━━━━━ Input material

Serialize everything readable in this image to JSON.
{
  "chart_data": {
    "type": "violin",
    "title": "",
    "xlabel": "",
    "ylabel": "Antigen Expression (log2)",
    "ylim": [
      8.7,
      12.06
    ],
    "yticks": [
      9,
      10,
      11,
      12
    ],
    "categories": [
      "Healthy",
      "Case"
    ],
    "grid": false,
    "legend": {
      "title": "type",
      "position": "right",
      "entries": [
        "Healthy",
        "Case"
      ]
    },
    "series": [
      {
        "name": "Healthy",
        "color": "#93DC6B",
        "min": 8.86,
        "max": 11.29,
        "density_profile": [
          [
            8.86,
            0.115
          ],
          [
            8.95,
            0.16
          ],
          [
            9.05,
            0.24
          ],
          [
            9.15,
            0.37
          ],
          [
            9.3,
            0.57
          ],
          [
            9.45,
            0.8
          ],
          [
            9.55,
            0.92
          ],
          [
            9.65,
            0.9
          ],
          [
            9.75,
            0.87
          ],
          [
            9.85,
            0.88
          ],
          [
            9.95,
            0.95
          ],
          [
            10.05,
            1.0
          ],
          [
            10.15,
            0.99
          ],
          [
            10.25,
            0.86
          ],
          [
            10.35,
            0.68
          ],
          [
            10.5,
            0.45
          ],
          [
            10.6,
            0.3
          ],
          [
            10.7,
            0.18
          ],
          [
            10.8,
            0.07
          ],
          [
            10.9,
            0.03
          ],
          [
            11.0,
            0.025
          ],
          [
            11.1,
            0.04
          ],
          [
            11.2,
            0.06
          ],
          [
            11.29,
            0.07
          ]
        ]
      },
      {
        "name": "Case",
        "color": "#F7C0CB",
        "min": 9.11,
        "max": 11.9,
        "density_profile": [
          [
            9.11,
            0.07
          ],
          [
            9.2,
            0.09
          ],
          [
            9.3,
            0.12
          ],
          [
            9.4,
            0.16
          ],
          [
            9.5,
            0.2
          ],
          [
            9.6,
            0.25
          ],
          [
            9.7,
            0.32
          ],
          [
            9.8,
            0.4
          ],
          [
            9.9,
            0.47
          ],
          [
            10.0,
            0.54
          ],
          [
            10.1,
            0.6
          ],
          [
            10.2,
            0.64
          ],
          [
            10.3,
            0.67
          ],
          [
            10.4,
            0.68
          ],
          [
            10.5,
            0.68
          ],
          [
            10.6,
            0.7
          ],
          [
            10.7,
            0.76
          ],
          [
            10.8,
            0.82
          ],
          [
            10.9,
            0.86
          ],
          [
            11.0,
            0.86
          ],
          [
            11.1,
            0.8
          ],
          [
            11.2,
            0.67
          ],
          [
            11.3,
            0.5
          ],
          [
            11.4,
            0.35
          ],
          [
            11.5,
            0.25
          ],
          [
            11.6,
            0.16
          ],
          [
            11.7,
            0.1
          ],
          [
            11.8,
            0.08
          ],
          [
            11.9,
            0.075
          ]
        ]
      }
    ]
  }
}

━━━━━━━━━━

> What you should do:
Using the listing above, please repeat every entry exactly.

> Task solution:
Serialize everything readable in this image to JSON.
{
  "chart_data": {
    "type": "violin",
    "title": "",
    "xlabel": "",
    "ylabel": "Antigen Expression (log2)",
    "ylim": [
      8.7,
      12.06
    ],
    "yticks": [
      9,
      10,
      11,
      12
    ],
    "categories": [
      "Healthy",
      "Case"
    ],
    "grid": false,
    "legend": {
      "title": "type",
      "position": "right",
      "entries": [
        "Healthy",
        "Case"
      ]
    },
    "series": [
      {
        "name": "Healthy",
        "color": "#93DC6B",
        "min": 8.86,
        "max": 11.29,
        "density_profile": [
          [
            8.86,
            0.115
          ],
          [
            8.95,
            0.16
          ],
          [
            9.05,
            0.24
          ],
          [
            9.15,
            0.37
          ],
          [
            9.3,
            0.57
          ],
          [
            9.45,
            0.8
          ],
          [
            9.55,
            0.92
          ],
          [
            9.65,
            0.9
          ],
          [
            9.75,
            0.87
          ],
          [
            9.85,
            0.88
          ],
          [
            9.95,
            0.95
          ],
          [
            10.05,
            1.0
          ],
          [
            10.15,
            0.99
          ],
          [
            10.25,
            0.86
          ],
          [
            10.35,
            0.68
          ],
          [
            10.5,
            0.45
          ],
          [
            10.6,
            0.3
          ],
          [
            10.7,
            0.18
          ],
          [
            10.8,
            0.07
          ],
          [
            10.9,
            0.03
          ],
          [
            11.0,
            0.025
          ],
          [
            11.1,
            0.04
          ],
          [
            11.2,
            0.06
          ],
          [
            11.29,
            0.07
          ]
        ]
      },
      {
        "name": "Case",
        "color": "#F7C0CB",
        "min": 9.11,
        "max": 11.9,
        "density_profile": [
          [
            9.11,
            0.07
          ],
          [
            9.2,
            0.09
          ],
          [
            9.3,
            0.12
          ],
          [
            9.4,
            0.16
          ],
          [
            9.5,
            0.2
          ],
          [
            9.6,
            0.25
          ],
          [
            9.7,
            0.32
          ],
          [
            9.8,
            0.4
          ],
          [
            9.9,
            0.47
          ],
          [
            10.0,
            0.54
          ],
          [
            10.1,
            0.6
          ],
          [
            10.2,
            0.64
          ],
          [
            10.3,
            0.67
          ],
          [
            10.4,
            0.68
          ],
          [
            10.5,
            0.68
          ],
          [
            10.6,
            0.7
          ],
          [
            10.7,
            0.76
          ],
          [
            10.8,
            0.82
          ],
          [
            10.9,
            0.86
          ],
          [
            11.0,
            0.86
          ],
          [
            11.1,
            0.8
          ],
          [
            11.2,
            0.67
          ],
          [
            11.3,
            0.5
          ],
          [
            11.4,
            0.35
          ],
          [
            11.5,
            0.25
          ],
          [
            11.6,
            0.16
          ],
          [
            11.7,
            0.1
          ],
          [
            11.8,
            0.08
          ],
          [
            11.9,
            0.075
          ]
        ]
      }
    ]
  }
}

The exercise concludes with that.